STATED EXERCISE>
Copy each line below without leaving any out.

DATA EXTRACT>
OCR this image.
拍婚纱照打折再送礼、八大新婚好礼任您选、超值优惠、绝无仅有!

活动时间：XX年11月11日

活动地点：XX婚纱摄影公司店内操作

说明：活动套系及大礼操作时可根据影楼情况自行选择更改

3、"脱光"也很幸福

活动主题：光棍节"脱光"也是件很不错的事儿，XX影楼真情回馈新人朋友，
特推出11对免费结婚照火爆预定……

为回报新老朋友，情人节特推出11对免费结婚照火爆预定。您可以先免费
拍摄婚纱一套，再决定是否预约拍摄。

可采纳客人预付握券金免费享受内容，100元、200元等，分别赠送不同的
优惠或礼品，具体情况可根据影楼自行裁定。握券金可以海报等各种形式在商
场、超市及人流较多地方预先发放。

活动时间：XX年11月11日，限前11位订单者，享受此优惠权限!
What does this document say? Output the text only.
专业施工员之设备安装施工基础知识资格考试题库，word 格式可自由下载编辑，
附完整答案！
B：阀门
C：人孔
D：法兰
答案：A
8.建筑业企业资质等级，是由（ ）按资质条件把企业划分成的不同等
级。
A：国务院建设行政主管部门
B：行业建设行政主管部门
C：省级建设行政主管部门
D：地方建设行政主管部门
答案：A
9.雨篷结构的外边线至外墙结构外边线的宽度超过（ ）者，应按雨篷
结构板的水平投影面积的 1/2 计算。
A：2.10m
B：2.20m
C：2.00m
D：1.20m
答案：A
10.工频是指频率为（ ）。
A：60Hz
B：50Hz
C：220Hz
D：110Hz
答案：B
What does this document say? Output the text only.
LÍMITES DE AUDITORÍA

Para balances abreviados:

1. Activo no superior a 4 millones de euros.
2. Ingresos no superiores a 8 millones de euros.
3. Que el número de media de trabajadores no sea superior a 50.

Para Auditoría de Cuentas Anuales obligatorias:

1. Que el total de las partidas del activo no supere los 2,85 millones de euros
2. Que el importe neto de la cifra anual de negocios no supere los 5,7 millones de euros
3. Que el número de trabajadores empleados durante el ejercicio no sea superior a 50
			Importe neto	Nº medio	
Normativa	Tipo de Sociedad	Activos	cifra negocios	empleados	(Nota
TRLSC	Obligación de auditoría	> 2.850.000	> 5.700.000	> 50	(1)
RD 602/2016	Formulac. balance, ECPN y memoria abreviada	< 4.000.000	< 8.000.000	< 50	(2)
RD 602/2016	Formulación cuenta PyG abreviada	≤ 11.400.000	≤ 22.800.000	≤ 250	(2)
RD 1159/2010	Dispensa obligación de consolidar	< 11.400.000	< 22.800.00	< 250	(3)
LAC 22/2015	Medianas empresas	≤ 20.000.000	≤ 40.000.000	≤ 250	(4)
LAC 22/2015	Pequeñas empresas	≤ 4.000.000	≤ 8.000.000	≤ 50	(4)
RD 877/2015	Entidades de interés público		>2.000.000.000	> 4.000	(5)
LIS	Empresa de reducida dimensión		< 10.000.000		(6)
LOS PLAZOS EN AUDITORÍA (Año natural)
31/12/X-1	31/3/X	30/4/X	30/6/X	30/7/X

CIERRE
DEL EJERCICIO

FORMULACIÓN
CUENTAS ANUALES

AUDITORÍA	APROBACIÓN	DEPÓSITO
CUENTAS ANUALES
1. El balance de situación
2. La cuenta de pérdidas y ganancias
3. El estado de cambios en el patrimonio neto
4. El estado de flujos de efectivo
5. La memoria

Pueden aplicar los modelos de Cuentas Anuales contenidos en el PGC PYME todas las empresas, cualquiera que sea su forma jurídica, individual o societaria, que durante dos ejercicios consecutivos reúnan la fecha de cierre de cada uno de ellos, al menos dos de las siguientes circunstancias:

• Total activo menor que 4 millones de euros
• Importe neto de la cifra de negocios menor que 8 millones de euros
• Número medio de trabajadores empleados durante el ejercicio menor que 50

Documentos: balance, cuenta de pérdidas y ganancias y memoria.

TASK SOLUTION>
OCR this image.
拍婚纱照打折再送礼、八大新婚好礼任您选、超值优惠、绝无仅有!

活动时间：XX年11月11日

活动地点：XX婚纱摄影公司店内操作

说明：活动套系及大礼操作时可根据影楼情况自行选择更改

3、"脱光"也很幸福

活动主题：光棍节"脱光"也是件很不错的事儿，XX影楼真情回馈新人朋友，
特推出11对免费结婚照火爆预定……

为回报新老朋友，情人节特推出11对免费结婚照火爆预定。您可以先免费
拍摄婚纱一套，再决定是否预约拍摄。

可采纳客人预付握券金免费享受内容，100元、200元等，分别赠送不同的
优惠或礼品，具体情况可根据影楼自行裁定。握券金可以海报等各种形式在商
场、超市及人流较多地方预先发放。

活动时间：XX年11月11日，限前11位订单者，享受此优惠权限!
What does this document say? Output the text only.
专业施工员之设备安装施工基础知识资格考试题库，word 格式可自由下载编辑，
附完整答案！
B：阀门
C：人孔
D：法兰
答案：A
8.建筑业企业资质等级，是由（ ）按资质条件把企业划分成的不同等
级。
A：国务院建设行政主管部门
B：行业建设行政主管部门
C：省级建设行政主管部门
D：地方建设行政主管部门
答案：A
9.雨篷结构的外边线至外墙结构外边线的宽度超过（ ）者，应按雨篷
结构板的水平投影面积的 1/2 计算。
A：2.10m
B：2.20m
C：2.00m
D：1.20m
答案：A
10.工频是指频率为（ ）。
A：60Hz
B：50Hz
C：220Hz
D：110Hz
答案：B
What does this document say? Output the text only.
LÍMITES DE AUDITORÍA

Para balances abreviados:

1. Activo no superior a 4 millones de euros.
2. Ingresos no superiores a 8 millones de euros.
3. Que el número de media de trabajadores no sea superior a 50.

Para Auditoría de Cuentas Anuales obligatorias:

1. Que el total de las partidas del activo no supere los 2,85 millones de euros
2. Que el importe neto de la cifra anual de negocios no supere los 5,7 millones de euros
3. Que el número de trabajadores empleados durante el ejercicio no sea superior a 50
			Importe neto	Nº medio	
Normativa	Tipo de Sociedad	Activos	cifra negocios	empleados	(Nota
TRLSC	Obligación de auditoría	> 2.850.000	> 5.700.000	> 50	(1)
RD 602/2016	Formulac. balance, ECPN y memoria abreviada	< 4.000.000	< 8.000.000	< 50	(2)
RD 602/2016	Formulación cuenta PyG abreviada	≤ 11.400.000	≤ 22.800.000	≤ 250	(2)
RD 1159/2010	Dispensa obligación de consolidar	< 11.400.000	< 22.800.00	< 250	(3)
LAC 22/2015	Medianas empresas	≤ 20.000.000	≤ 40.000.000	≤ 250	(4)
LAC 22/2015	Pequeñas empresas	≤ 4.000.000	≤ 8.000.000	≤ 50	(4)
RD 877/2015	Entidades de interés público		>2.000.000.000	> 4.000	(5)
LIS	Empresa de reducida dimensión		< 10.000.000		(6)
LOS PLAZOS EN AUDITORÍA (Año natural)
31/12/X-1	31/3/X	30/4/X	30/6/X	30/7/X

CIERRE
DEL EJERCICIO

FORMULACIÓN
CUENTAS ANUALES

AUDITORÍA	APROBACIÓN	DEPÓSITO
CUENTAS ANUALES
1. El balance de situación
2. La cuenta de pérdidas y ganancias
3. El estado de cambios en el patrimonio neto
4. El estado de flujos de efectivo
5. La memoria

Pueden aplicar los modelos de Cuentas Anuales contenidos en el PGC PYME todas las empresas, cualquiera que sea su forma jurídica, individual o societaria, que durante dos ejercicios consecutivos reúnan la fecha de cierre de cada uno de ellos, al menos dos de las siguientes circunstancias:

• Total activo menor que 4 millones de euros
• Importe neto de la cifra de negocios menor que 8 millones de euros
• Número medio de trabajadores empleados durante el ejercicio menor que 50

Documentos: balance, cuenta de pérdidas y ganancias y memoria.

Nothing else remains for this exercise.